__TASK DESCRIPTION__. Keep only the lines that hold the string "ἐξατμίζονται", filtering out the rest of the entries below.

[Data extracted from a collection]
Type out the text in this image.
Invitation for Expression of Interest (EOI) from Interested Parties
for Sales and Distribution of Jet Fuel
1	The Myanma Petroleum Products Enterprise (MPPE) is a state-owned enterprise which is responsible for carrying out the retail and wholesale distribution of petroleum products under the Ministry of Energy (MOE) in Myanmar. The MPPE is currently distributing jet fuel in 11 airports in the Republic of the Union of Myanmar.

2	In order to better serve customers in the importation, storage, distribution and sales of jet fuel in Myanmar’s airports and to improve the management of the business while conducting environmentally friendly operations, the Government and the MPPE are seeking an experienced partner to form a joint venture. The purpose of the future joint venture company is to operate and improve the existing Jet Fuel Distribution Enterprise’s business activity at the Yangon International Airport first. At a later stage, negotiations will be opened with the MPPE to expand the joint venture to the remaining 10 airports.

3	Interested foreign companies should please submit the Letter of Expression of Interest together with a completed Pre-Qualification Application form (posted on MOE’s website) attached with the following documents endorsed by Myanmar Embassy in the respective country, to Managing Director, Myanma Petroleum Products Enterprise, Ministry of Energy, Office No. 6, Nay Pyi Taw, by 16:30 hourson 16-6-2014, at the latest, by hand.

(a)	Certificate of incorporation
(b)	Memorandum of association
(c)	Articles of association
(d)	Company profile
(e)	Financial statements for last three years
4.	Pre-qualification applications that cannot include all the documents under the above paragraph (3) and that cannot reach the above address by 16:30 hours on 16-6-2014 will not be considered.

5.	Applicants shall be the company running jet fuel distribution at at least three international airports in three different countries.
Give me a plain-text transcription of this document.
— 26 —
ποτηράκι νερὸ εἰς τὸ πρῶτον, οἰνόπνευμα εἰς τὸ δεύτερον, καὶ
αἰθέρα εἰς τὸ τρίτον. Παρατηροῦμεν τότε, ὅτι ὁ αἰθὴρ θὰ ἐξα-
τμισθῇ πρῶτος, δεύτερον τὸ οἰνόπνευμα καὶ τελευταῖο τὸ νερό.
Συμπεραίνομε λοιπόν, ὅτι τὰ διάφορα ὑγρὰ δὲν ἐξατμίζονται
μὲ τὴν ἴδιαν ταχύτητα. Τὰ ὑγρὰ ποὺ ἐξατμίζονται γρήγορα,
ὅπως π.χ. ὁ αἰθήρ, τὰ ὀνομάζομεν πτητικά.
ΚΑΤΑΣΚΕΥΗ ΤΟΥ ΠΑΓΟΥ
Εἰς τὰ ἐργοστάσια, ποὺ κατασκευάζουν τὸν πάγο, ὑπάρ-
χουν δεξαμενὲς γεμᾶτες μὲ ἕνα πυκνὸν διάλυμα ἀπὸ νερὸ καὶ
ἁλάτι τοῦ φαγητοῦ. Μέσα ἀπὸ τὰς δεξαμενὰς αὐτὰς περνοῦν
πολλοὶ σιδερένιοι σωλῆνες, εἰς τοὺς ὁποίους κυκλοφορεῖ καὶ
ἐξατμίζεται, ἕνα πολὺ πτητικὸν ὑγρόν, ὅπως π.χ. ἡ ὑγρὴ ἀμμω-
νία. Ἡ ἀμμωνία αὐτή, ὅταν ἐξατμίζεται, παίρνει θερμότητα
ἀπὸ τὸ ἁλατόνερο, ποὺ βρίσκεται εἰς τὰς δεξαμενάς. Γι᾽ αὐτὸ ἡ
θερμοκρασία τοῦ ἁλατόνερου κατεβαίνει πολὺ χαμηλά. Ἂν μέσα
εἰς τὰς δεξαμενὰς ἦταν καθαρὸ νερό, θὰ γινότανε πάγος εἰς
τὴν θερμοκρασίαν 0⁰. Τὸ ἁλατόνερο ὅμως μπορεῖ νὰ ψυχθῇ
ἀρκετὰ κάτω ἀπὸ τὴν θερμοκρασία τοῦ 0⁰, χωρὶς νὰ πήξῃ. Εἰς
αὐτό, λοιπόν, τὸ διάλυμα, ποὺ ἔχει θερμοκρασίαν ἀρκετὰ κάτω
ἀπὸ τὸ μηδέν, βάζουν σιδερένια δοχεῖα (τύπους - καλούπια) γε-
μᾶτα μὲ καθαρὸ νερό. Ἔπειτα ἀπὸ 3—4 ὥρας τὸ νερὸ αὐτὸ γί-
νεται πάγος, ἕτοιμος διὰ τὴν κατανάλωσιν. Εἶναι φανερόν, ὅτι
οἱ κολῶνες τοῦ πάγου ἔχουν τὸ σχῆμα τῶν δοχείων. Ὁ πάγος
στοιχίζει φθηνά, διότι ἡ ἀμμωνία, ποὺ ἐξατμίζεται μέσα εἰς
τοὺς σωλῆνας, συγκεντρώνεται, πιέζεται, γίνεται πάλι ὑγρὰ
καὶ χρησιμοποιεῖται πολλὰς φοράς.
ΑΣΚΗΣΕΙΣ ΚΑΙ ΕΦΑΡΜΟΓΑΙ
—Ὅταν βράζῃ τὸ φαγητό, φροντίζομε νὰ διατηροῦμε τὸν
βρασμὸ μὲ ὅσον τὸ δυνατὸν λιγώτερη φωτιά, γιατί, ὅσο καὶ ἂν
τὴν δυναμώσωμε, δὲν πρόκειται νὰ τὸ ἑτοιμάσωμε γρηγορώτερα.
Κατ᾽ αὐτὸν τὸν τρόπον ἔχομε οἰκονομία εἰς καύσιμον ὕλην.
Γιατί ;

__REPLY__.
Συμπεραίνομε λοιπόν, ὅτι τὰ διάφορα ὑγρὰ δὲν ἐξατμίζονται
μὲ τὴν ἴδιαν ταχύτητα. Τὰ ὑγρὰ ποὺ ἐξατμίζονται γρήγορα,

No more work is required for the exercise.